■ DO THIS ■
From the listing below, pull each line that includes "bankdriver".

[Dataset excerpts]

■ ■ ■ ■

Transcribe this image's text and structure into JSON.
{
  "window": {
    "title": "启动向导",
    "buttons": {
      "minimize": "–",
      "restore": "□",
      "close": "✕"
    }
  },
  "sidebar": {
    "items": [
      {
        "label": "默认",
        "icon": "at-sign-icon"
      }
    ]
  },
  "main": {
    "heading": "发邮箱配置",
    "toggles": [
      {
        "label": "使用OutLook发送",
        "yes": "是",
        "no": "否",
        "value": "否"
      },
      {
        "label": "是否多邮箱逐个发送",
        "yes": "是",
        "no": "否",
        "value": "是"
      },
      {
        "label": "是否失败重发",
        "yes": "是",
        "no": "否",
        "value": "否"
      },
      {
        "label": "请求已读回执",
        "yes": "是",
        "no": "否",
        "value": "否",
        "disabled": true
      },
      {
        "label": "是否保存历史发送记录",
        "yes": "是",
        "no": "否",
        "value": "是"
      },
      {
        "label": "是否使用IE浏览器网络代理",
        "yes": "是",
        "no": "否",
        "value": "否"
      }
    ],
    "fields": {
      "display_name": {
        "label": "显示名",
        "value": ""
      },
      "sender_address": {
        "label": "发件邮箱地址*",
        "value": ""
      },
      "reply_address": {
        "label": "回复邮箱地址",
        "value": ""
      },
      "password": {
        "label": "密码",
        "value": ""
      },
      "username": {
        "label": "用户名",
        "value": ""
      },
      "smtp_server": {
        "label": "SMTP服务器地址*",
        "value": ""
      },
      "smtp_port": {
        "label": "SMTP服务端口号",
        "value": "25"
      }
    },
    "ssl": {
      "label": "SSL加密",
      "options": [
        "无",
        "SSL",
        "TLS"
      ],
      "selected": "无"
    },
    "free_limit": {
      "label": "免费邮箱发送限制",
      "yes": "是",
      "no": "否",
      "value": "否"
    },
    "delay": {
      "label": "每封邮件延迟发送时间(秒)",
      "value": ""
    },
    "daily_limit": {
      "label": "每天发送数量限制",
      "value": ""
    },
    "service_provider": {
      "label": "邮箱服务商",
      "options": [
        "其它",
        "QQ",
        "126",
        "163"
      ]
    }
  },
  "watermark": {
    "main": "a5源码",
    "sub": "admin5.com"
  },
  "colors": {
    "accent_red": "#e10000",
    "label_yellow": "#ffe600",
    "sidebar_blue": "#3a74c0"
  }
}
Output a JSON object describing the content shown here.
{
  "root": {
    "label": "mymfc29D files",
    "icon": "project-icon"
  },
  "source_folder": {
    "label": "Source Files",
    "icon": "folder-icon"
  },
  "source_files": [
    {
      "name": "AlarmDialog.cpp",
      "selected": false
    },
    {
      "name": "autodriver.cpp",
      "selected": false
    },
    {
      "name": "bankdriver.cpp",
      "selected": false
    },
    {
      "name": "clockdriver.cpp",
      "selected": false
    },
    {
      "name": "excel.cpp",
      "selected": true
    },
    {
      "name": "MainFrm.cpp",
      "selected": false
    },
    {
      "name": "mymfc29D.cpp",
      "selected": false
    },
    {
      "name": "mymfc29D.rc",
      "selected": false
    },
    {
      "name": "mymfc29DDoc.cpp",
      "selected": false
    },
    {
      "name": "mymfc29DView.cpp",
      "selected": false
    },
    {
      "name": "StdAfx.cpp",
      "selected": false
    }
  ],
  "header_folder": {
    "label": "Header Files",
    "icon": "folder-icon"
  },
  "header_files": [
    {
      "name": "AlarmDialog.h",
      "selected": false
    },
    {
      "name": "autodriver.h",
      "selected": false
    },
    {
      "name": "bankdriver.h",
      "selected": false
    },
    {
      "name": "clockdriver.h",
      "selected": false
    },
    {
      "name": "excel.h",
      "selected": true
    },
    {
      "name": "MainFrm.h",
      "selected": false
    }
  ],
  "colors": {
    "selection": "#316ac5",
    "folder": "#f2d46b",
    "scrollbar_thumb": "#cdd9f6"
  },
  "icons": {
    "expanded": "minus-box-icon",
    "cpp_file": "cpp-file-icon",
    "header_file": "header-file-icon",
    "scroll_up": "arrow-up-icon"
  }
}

■ ■ ■ ■

■ RESULT OF THE TASK ■
      "name": "bankdriver.cpp",
      "name": "bankdriver.h",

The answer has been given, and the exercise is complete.